■ Request:
Go through the data below. Pull out every line that has the word "软件使用说明书和软盘或光盘等".
★ ★ ★ ★ ★ ★ ★
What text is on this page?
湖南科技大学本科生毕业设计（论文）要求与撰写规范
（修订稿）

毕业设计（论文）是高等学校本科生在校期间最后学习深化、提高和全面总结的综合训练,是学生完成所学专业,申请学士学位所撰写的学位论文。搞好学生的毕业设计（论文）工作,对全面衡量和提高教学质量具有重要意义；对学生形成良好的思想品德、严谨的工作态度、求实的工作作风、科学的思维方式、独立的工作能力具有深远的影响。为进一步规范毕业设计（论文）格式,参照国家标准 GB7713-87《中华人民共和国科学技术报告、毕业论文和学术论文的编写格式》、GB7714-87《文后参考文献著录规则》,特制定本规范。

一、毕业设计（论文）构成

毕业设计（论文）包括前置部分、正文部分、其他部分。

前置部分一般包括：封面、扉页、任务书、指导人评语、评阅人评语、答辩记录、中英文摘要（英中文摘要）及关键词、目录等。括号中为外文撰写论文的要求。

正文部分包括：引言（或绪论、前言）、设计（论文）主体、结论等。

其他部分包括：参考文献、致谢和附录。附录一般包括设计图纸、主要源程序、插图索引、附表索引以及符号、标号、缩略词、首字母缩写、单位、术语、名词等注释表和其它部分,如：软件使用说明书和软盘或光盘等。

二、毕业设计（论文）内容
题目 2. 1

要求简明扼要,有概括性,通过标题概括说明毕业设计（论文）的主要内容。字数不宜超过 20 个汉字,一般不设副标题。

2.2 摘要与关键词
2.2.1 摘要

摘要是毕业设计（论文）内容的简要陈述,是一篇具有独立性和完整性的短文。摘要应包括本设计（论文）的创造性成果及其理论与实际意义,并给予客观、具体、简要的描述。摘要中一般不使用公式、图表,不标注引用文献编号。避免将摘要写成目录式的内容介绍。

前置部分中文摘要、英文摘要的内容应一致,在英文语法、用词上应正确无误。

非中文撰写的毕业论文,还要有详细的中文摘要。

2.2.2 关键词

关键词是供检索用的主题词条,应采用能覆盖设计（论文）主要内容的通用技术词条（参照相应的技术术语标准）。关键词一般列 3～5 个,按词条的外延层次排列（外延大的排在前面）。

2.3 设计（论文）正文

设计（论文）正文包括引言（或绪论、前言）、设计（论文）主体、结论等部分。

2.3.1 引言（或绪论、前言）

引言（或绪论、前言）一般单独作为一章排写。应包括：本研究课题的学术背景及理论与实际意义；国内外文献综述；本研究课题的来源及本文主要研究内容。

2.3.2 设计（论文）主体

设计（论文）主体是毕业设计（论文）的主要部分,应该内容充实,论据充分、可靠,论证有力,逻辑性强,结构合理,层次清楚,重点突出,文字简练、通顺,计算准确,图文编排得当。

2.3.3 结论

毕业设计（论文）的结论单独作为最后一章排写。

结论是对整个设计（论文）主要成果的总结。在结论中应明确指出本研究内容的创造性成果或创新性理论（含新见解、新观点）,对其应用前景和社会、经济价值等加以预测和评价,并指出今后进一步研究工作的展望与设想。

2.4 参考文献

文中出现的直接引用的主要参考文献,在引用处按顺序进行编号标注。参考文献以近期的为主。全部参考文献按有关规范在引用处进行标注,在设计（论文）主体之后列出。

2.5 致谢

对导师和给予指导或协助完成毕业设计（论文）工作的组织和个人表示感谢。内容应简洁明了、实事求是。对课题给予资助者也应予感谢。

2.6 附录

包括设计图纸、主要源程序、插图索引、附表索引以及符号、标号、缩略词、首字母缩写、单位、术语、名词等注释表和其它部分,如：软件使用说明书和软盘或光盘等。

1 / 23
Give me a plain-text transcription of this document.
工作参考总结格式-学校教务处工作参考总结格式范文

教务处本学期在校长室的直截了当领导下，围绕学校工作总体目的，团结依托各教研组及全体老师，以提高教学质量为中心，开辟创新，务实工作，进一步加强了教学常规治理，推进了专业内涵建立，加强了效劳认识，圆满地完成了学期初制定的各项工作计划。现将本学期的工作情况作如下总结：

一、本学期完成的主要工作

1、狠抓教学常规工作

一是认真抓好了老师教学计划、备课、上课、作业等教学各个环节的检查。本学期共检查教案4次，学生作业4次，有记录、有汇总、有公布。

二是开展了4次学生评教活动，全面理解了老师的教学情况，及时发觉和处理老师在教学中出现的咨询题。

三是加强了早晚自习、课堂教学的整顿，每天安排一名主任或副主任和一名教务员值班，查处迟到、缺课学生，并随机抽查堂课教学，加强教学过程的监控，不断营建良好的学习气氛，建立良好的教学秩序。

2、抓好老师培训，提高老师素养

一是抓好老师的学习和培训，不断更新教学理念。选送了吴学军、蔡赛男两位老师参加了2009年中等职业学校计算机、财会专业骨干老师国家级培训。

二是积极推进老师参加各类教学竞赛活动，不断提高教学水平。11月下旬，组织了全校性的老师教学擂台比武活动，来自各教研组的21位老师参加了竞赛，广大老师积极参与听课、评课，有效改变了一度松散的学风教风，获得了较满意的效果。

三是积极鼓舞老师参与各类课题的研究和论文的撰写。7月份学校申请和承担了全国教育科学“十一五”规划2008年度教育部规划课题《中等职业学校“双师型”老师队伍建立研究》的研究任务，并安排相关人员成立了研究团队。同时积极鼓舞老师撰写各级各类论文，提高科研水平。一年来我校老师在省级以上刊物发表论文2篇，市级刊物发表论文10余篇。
★ ★ ★ ★ ★ ★ ★
■ Response to this exercise:
其他部分包括：参考文献、致谢和附录。附录一般包括设计图纸、主要源程序、插图索引、附表索引以及符号、标号、缩略词、首字母缩写、单位、术语、名词等注释表和其它部分,如：软件使用说明书和软盘或光盘等。
包括设计图纸、主要源程序、插图索引、附表索引以及符号、标号、缩略词、首字母缩写、单位、术语、名词等注释表和其它部分,如：软件使用说明书和软盘或光盘等。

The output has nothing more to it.